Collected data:

——————————

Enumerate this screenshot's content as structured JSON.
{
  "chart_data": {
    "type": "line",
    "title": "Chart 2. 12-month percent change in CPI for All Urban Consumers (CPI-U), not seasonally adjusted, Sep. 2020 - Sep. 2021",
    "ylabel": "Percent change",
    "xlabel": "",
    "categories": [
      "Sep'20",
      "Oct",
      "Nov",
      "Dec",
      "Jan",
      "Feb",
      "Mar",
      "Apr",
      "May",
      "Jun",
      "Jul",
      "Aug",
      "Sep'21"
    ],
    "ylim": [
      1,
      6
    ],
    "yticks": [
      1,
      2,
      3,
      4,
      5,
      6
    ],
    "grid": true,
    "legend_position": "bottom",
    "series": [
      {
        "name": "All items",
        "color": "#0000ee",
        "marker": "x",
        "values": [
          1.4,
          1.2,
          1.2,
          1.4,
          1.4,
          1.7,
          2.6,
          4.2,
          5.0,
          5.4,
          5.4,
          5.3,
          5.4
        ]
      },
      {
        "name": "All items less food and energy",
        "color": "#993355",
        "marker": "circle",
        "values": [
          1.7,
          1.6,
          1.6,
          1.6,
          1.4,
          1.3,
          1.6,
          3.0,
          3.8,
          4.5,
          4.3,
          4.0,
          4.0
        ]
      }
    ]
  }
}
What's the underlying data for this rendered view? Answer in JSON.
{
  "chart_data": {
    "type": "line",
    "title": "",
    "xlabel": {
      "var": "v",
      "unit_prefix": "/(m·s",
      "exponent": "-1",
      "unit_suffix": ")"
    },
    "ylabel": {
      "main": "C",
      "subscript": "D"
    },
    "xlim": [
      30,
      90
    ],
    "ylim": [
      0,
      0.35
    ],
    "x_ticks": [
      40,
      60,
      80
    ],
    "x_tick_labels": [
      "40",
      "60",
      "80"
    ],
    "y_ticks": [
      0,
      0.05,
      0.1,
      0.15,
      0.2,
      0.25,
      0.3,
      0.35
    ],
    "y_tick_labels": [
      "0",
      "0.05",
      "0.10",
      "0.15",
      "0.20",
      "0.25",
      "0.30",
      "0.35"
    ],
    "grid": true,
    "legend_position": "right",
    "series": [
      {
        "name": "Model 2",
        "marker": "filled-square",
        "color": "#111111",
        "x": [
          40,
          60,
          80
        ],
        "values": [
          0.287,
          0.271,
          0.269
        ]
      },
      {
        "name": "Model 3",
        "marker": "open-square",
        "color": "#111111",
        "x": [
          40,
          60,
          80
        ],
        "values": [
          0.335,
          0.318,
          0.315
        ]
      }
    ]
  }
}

——————————

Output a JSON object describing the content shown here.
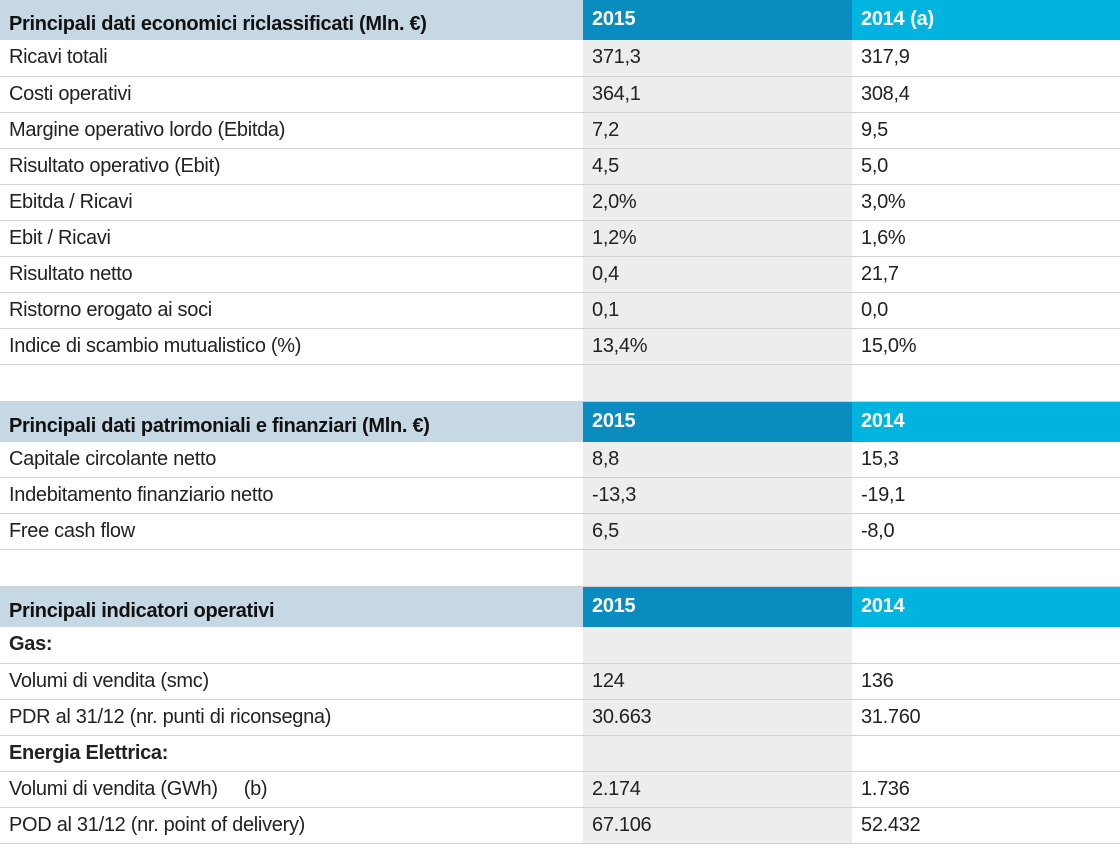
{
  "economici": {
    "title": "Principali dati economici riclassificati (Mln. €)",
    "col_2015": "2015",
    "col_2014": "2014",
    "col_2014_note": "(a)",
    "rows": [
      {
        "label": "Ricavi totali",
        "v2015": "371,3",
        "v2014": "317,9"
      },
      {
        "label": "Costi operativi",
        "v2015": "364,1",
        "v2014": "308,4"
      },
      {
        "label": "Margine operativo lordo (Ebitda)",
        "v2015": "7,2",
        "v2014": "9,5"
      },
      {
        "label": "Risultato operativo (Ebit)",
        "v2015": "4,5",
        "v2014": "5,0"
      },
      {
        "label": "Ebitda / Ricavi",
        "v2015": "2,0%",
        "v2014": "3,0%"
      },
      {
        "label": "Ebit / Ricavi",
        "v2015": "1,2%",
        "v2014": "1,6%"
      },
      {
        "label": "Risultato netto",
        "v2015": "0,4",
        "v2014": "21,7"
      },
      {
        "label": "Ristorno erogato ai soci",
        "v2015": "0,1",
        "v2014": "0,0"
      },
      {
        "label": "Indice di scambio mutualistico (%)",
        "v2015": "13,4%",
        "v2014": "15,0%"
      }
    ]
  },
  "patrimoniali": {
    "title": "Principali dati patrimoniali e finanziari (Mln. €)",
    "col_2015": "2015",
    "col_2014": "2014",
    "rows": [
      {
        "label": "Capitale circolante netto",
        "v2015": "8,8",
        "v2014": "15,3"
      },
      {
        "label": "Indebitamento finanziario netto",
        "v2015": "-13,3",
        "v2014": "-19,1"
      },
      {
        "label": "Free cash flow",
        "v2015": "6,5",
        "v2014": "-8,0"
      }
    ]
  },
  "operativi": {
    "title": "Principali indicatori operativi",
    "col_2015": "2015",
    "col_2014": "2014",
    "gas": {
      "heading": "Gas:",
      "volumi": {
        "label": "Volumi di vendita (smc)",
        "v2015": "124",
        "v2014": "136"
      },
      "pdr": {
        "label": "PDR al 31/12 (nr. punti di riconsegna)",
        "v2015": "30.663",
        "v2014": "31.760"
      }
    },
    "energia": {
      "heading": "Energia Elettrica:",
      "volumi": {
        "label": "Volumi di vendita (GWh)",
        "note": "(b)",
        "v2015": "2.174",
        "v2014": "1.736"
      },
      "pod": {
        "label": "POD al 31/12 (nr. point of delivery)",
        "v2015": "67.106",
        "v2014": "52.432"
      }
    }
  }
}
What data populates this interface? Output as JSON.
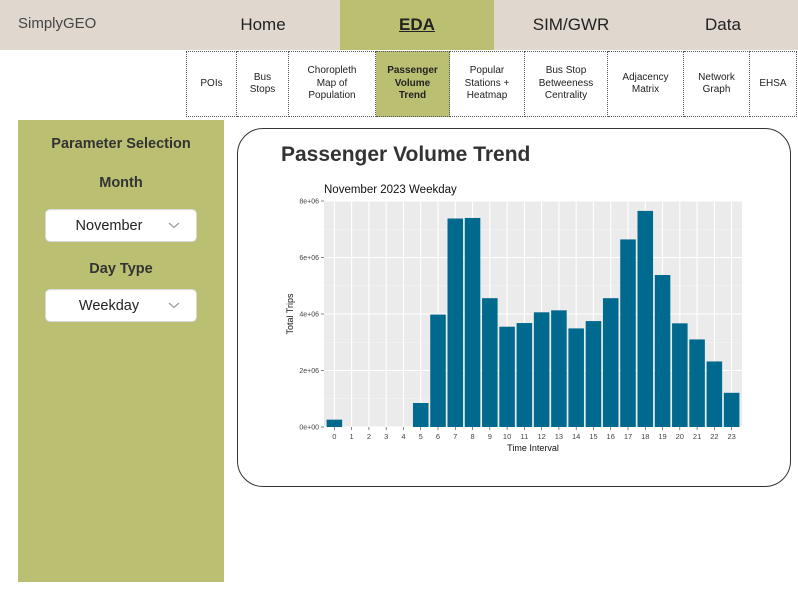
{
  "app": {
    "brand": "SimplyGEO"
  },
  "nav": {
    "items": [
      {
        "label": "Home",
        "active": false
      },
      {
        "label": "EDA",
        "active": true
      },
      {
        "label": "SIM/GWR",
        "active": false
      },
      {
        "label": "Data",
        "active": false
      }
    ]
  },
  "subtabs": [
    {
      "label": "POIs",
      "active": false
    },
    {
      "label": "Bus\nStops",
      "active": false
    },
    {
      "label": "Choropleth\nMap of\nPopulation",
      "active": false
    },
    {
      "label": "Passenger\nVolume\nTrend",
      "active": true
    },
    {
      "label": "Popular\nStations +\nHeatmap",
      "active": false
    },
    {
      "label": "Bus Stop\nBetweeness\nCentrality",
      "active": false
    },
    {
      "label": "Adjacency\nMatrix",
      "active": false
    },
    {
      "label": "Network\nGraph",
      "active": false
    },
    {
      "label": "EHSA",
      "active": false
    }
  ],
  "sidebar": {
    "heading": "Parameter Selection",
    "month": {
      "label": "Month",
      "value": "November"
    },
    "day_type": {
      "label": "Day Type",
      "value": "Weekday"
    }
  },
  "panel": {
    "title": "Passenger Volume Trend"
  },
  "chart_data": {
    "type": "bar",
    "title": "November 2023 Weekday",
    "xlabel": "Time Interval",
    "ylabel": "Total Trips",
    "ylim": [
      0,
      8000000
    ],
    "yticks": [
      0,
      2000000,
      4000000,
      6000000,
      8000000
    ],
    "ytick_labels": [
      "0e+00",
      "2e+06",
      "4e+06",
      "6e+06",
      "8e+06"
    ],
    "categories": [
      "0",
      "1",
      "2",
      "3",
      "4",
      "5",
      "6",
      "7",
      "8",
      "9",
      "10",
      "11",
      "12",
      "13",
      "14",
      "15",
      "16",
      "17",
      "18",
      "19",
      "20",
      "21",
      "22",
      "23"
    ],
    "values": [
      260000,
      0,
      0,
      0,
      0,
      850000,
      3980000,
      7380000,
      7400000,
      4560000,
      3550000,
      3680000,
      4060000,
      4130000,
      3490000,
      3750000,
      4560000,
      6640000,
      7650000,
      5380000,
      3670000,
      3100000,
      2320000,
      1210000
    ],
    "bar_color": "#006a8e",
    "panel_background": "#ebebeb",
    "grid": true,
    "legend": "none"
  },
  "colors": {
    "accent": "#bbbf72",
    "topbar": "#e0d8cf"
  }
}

——————————

What is being asked:
Report only how many lines of the listing hold the word "marker".

Correct response:
4